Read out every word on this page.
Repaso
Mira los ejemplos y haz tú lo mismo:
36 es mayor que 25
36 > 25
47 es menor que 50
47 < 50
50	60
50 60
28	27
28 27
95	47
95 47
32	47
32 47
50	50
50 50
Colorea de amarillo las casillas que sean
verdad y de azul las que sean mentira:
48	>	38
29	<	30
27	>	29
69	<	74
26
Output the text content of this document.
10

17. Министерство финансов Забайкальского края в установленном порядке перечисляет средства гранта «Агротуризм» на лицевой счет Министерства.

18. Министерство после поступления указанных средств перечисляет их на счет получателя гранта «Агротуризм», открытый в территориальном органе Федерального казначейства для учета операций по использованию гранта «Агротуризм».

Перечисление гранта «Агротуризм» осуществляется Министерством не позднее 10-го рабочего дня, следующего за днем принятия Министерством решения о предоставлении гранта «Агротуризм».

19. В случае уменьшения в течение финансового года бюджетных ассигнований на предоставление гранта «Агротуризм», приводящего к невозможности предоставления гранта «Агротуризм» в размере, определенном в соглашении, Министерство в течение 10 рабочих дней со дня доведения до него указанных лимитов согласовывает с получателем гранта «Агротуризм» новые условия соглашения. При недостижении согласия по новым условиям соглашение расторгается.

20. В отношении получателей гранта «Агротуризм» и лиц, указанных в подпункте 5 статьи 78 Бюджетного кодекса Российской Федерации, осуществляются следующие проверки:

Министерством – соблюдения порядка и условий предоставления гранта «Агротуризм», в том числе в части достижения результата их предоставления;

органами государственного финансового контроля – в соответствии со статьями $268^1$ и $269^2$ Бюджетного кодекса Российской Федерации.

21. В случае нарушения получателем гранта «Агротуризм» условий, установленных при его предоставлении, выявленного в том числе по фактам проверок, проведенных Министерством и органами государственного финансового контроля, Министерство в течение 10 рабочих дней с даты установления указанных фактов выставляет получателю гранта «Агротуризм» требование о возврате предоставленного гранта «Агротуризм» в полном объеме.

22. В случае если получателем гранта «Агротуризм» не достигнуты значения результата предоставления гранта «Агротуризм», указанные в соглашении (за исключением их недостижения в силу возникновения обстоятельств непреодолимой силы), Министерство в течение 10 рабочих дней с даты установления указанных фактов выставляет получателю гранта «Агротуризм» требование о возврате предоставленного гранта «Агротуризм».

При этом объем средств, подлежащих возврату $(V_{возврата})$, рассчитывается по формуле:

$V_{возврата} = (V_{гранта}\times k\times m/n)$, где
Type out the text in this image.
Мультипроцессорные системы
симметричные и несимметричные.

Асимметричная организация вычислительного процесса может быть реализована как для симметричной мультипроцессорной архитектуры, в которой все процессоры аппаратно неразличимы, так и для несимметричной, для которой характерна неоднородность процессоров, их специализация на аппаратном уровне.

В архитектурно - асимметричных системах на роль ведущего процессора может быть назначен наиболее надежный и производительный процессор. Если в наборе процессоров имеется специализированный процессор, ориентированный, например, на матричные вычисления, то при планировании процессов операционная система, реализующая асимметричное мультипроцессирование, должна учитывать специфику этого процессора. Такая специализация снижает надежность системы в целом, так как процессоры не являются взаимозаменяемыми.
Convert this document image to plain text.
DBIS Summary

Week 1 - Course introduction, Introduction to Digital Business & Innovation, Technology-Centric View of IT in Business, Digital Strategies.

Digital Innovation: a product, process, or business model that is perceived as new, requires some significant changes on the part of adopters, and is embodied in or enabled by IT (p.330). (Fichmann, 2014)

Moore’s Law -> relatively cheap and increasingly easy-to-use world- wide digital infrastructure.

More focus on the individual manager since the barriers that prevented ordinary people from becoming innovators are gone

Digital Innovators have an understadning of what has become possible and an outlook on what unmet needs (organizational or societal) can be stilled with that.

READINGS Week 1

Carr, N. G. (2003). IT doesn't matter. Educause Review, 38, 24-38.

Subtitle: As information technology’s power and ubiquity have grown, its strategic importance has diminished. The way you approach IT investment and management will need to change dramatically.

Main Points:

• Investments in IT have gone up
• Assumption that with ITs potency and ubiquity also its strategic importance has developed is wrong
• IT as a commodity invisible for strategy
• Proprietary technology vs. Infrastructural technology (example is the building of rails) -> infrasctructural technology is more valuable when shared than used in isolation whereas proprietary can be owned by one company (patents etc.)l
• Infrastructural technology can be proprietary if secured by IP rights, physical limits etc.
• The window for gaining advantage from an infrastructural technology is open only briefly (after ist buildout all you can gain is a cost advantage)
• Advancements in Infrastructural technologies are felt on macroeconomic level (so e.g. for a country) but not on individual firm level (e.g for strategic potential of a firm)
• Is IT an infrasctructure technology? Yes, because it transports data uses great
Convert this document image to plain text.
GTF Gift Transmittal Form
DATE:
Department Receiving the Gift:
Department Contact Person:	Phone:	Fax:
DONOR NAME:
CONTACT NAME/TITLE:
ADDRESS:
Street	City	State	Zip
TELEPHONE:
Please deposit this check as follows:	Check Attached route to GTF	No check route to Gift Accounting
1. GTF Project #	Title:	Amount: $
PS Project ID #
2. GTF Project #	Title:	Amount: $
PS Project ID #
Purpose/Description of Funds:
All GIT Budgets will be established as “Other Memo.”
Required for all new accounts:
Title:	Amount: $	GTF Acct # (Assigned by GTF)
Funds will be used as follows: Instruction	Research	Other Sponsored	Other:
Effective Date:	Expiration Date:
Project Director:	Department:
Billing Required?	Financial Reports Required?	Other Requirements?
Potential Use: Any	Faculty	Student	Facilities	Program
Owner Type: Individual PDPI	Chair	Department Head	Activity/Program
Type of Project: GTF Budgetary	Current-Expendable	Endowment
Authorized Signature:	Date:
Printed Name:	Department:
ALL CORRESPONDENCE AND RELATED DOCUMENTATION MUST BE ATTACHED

┄┄┄┄┄┄┄┄┄┄┄┄┄┄┄┄┄┄┄┄

■ **SET PROBLEM**: Working from the entries above, return all lines that contain "Week".

■ **EXPECTED OUTPUT**:
Week 1 - Course introduction, Introduction to Digital Business & Innovation, Technology-Centric View of IT in Business, Digital Strategies.
READINGS Week 1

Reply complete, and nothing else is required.